## Work instructions:
All lines featuring the string "fons" are to be listed.
[start Records supplied]
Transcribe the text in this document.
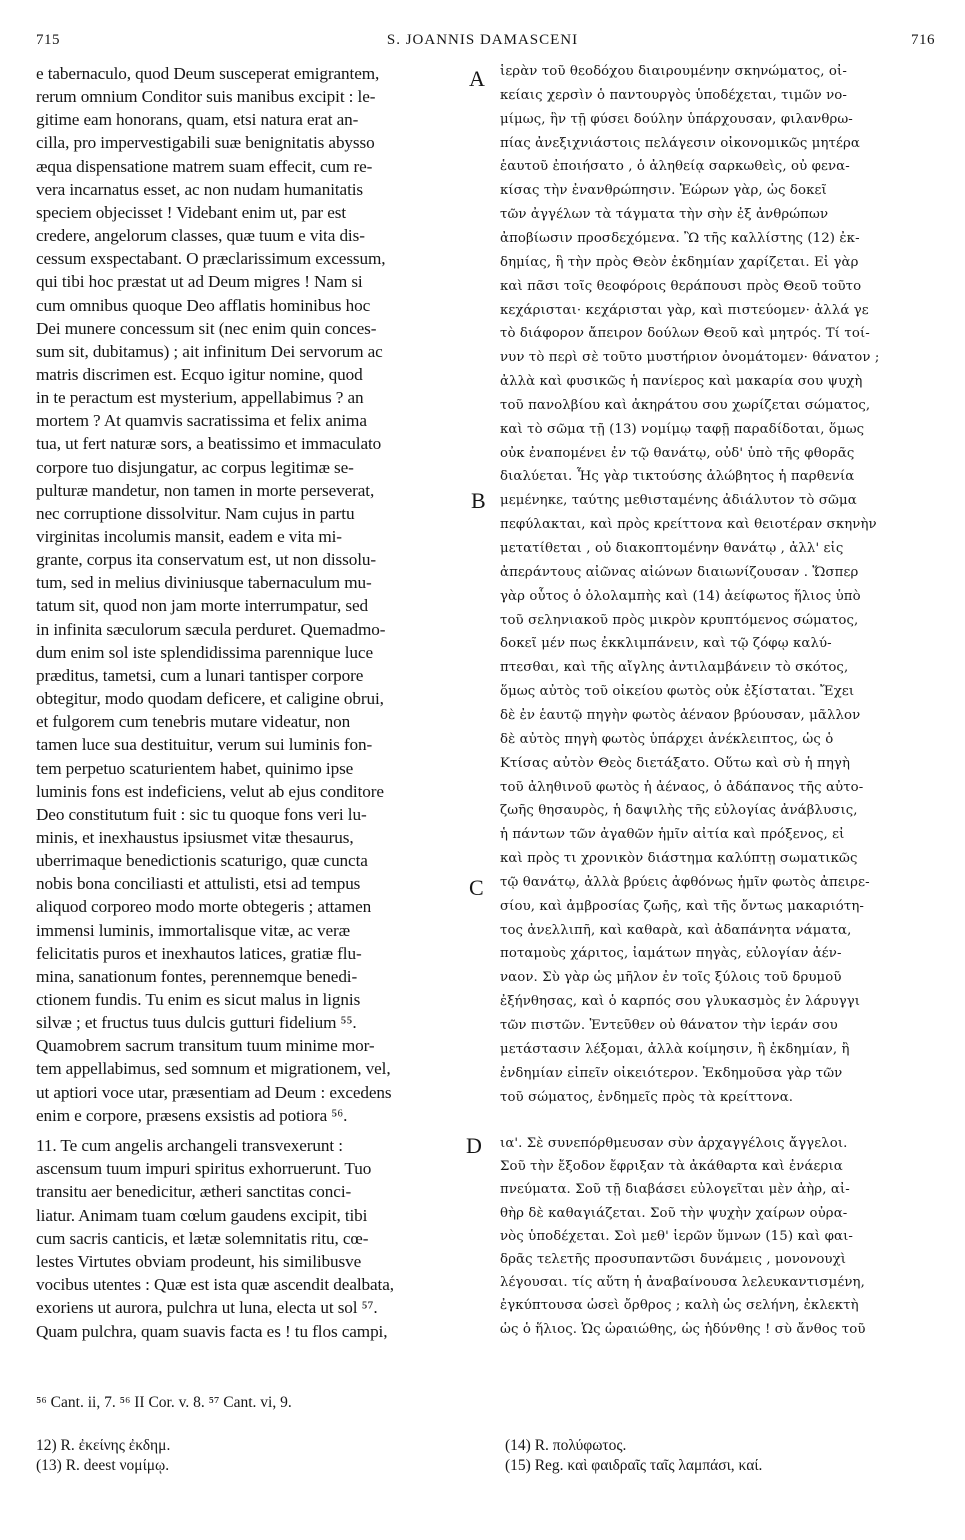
715	S. JOANNIS DAMASCENI	716
e tabernaculo, quod Deum susceperat emigrantem,
rerum omnium Conditor suis manibus excipit : le-
gitime eam honorans, quam, etsi natura erat an-
cilla, pro impervestigabili suæ benignitatis abysso
æqua dispensatione matrem suam effecit, cum re-
vera incarnatus esset, ac non nudam humanitatis
speciem objecisset ! Videbant enim ut, par est
credere, angelorum classes, quæ tuum e vita dis-
cessum exspectabant. O præclarissimum excessum,
qui tibi hoc præstat ut ad Deum migres ! Nam si
cum omnibus quoque Deo afflatis hominibus hoc
Dei munere concessum sit (nec enim quin conces-
sum sit, dubitamus) ; ait infinitum Dei servorum ac
matris discrimen est. Ecquo igitur nomine, quod
in te peractum est mysterium, appellabimus ? an
mortem ? At quamvis sacratissima et felix anima
tua, ut fert naturæ sors, a beatissimo et immaculato
corpore tuo disjungatur, ac corpus legitimæ se-
pulturæ mandetur, non tamen in morte perseverat,
nec corruptione dissolvitur. Nam cujus in partu
virginitas incolumis mansit, eadem e vita mi-
grante, corpus ita conservatum est, ut non dissolu-
tum, sed in melius diviniusque tabernaculum mu-
tatum sit, quod non jam morte interrumpatur, sed
in infinita sæculorum sæcula perduret. Quemadmo-
dum enim sol iste splendidissima parennique luce
præditus, tametsi, cum a lunari tantisper corpore
obtegitur, modo quodam deficere, et caligine obrui,
et fulgorem cum tenebris mutare videatur, non
tamen luce sua destituitur, verum sui luminis fon-
tem perpetuo scaturientem habet, quinimo ipse
luminis fons est indeficiens, velut ab ejus conditore
Deo constitutum fuit : sic tu quoque fons veri lu-
minis, et inexhaustus ipsiusmet vitæ thesaurus,
uberrimaque benedictionis scaturigo, quæ cuncta
nobis bona conciliasti et attulisti, etsi ad tempus
aliquod corporeo modo morte obtegeris ; attamen
immensi luminis, immortalisque vitæ, ac veræ
felicitatis puros et inexhautos latices, gratiæ flu-
mina, sanationum fontes, perennemque benedi-
ctionem fundis. Tu enim es sicut malus in lignis
silvæ ; et fructus tuus dulcis gutturi fidelium ⁵⁵.
Quamobrem sacrum transitum tuum minime mor-
tem appellabimus, sed somnum et migrationem, vel,
ut aptiori voce utar, præsentiam ad Deum : excedens
enim e corpore, præsens exsistis ad potiora ⁵⁶.
ἱερὰν τοῦ θεοδόχου διαιρουμένην σκηνώματος, οἰ-
κείαις χερσὶν ὁ παντουργὸς ὑποδέχεται, τιμῶν νο-
μίμως, ἣν τῇ φύσει δούλην ὑπάρχουσαν, φιλανθρω-
πίας ἀνεξιχνιάστοις πελάγεσιν οἰκονομικῶς μητέρα
ἑαυτοῦ ἐποιήσατο , ὁ ἀληθείᾳ σαρκωθεὶς, οὐ φενα-
κίσας τὴν ἐνανθρώπησιν. Ἑώρων γὰρ, ὡς δοκεῖ
τῶν ἀγγέλων τὰ τάγματα τὴν σὴν ἐξ ἀνθρώπων
ἀποβίωσιν προσδεχόμενα. Ὢ τῆς καλλίστης (12) ἐκ-
δημίας, ἣ τὴν πρὸς Θεὸν ἐκδημίαν χαρίζεται. Εἰ γὰρ
καὶ πᾶσι τοῖς θεοφόροις θεράπουσι πρὸς Θεοῦ τοῦτο
κεχάρισται· κεχάρισται γὰρ, καὶ πιστεύομεν· ἀλλά γε
τὸ διάφορον ἄπειρον δούλων Θεοῦ καὶ μητρός. Τί τοί-
νυν τὸ περὶ σὲ τοῦτο μυστήριον ὀνομάτομεν· θάνατον ;
ἀλλὰ καὶ φυσικῶς ἡ πανίερος καὶ μακαρία σου ψυχὴ
τοῦ πανολβίου καὶ ἀκηράτου σου χωρίζεται σώματος,
καὶ τὸ σῶμα τῇ (13) νομίμῳ ταφῇ παραδίδοται, ὅμως
οὐκ ἐναπομένει ἐν τῷ θανάτῳ, οὐδ' ὑπὸ τῆς φθορᾶς
διαλύεται. Ἧς γὰρ τικτούσης ἀλώβητος ἡ παρθενία
μεμένηκε, ταύτης μεθισταμένης ἀδιάλυτον τὸ σῶμα
πεφύλακται, καὶ πρὸς κρείττονα καὶ θειοτέραν σκηνὴν
μετατίθεται , οὐ διακοπτομένην θανάτῳ , ἀλλ' εἰς
ἀπεράντους αἰῶνας αἰώνων διαιωνίζουσαν . Ὥσπερ
γὰρ οὗτος ὁ ὁλολαμπὴς καὶ (14) ἀείφωτος ἥλιος ὑπὸ
τοῦ σεληνιακοῦ πρὸς μικρὸν κρυπτόμενος σώματος,
δοκεῖ μέν πως ἐκκλιμπάνειν, καὶ τῷ ζόφῳ καλύ-
πτεσθαι, καὶ τῆς αἴγλης ἀντιλαμβάνειν τὸ σκότος,
ὅμως αὐτὸς τοῦ οἰκείου φωτὸς οὐκ ἐξίσταται. Ἔχει
δὲ ἐν ἑαυτῷ πηγὴν φωτὸς ἀέναον βρύουσαν, μᾶλλον
δὲ αὐτὸς πηγὴ φωτὸς ὑπάρχει ἀνέκλειπτος, ὡς ὁ
Κτίσας αὐτὸν Θεὸς διετάξατο. Οὕτω καὶ σὺ ἡ πηγὴ
τοῦ ἀληθινοῦ φωτὸς ἡ ἀέναος, ὁ ἀδάπανος τῆς αὐτο-
ζωῆς θησαυρὸς, ἡ δαψιλὴς τῆς εὐλογίας ἀνάβλυσις,
ἡ πάντων τῶν ἀγαθῶν ἡμῖν αἰτία καὶ πρόξενος, εἰ
καὶ πρὸς τι χρονικὸν διάστημα καλύπτῃ σωματικῶς
τῷ θανάτῳ, ἀλλὰ βρύεις ἀφθόνως ἡμῖν φωτὸς ἀπειρε-
σίου, καὶ ἀμβροσίας ζωῆς, καὶ τῆς ὄντως μακαριότη-
τος ἀνελλιπῆ, καὶ καθαρὰ, καὶ ἀδαπάνητα νάματα,
ποταμοὺς χάριτος, ἰαμάτων πηγὰς, εὐλογίαν ἀέν-
ναον. Σὺ γὰρ ὡς μῆλον ἐν τοῖς ξύλοις τοῦ δρυμοῦ
ἐξήνθησας, καὶ ὁ καρπός σου γλυκασμὸς ἐν λάρυγγι
τῶν πιστῶν. Ἐντεῦθεν οὐ θάνατον τὴν ἱεράν σου
μετάστασιν λέξομαι, ἀλλὰ κοίμησιν, ἢ ἐκδημίαν, ἢ
ἐνδημίαν εἰπεῖν οἰκειότερον. Ἐκδημοῦσα γὰρ τῶν
τοῦ σώματος, ἐνδημεῖς πρὸς τὰ κρείττονα.
11. Te cum angelis archangeli transvexerunt :
ascensum tuum impuri spiritus exhorruerunt. Tuo
transitu aer benedicitur, ætheri sanctitas conci-
liatur. Animam tuam cœlum gaudens excipit, tibi
cum sacris canticis, et lætæ solemnitatis ritu, cœ-
lestes Virtutes obviam prodeunt, his similibusve
vocibus utentes : Quæ est ista quæ ascendit dealbata,
exoriens ut aurora, pulchra ut luna, electa ut sol ⁵⁷.
Quam pulchra, quam suavis facta es ! tu flos campi,
ια'. Σὲ συνεπόρθμευσαν σὺν ἀρχαγγέλοις ἄγγελοι.
Σοῦ τὴν ἔξοδον ἔφριξαν τὰ ἀκάθαρτα καὶ ἐνάερια
πνεύματα. Σοῦ τῇ διαβάσει εὐλογεῖται μὲν ἀὴρ, αἰ-
θὴρ δὲ καθαγιάζεται. Σοῦ τὴν ψυχὴν χαίρων οὐρα-
νὸς ὑποδέχεται. Σοὶ μεθ' ἱερῶν ὕμνων (15) καὶ φαι-
δρᾶς τελετῆς προσυπαντῶσι δυνάμεις , μονονουχὶ
λέγουσαι. τίς αὕτη ἡ ἀναβαίνουσα λελευκαντισμένη,
ἐγκύπτουσα ὡσεὶ ὄρθρος ; καλὴ ὡς σελήνη, ἐκλεκτὴ
ὡς ὁ ἥλιος. Ὡς ὡραιώθης, ὡς ἡδύνθης ! σὺ ἄνθος τοῦ
A
B
C
D
⁵⁶ Cant. ii, 7. ⁵⁶ II Cor. v. 8. ⁵⁷ Cant. vi, 9.
12) R. ἐκείνης ἐκδημ.
(13) R. deest νομίμῳ.
(14) R. πολύφωτος.
(15) Reg. καὶ φαιδραῖς ταῖς λαμπάσι, καί.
[end Records supplied]
## Result of this exercise:
luminis fons est indeficiens, velut ab ejus conditore
Deo constitutum fuit : sic tu quoque fons veri lu-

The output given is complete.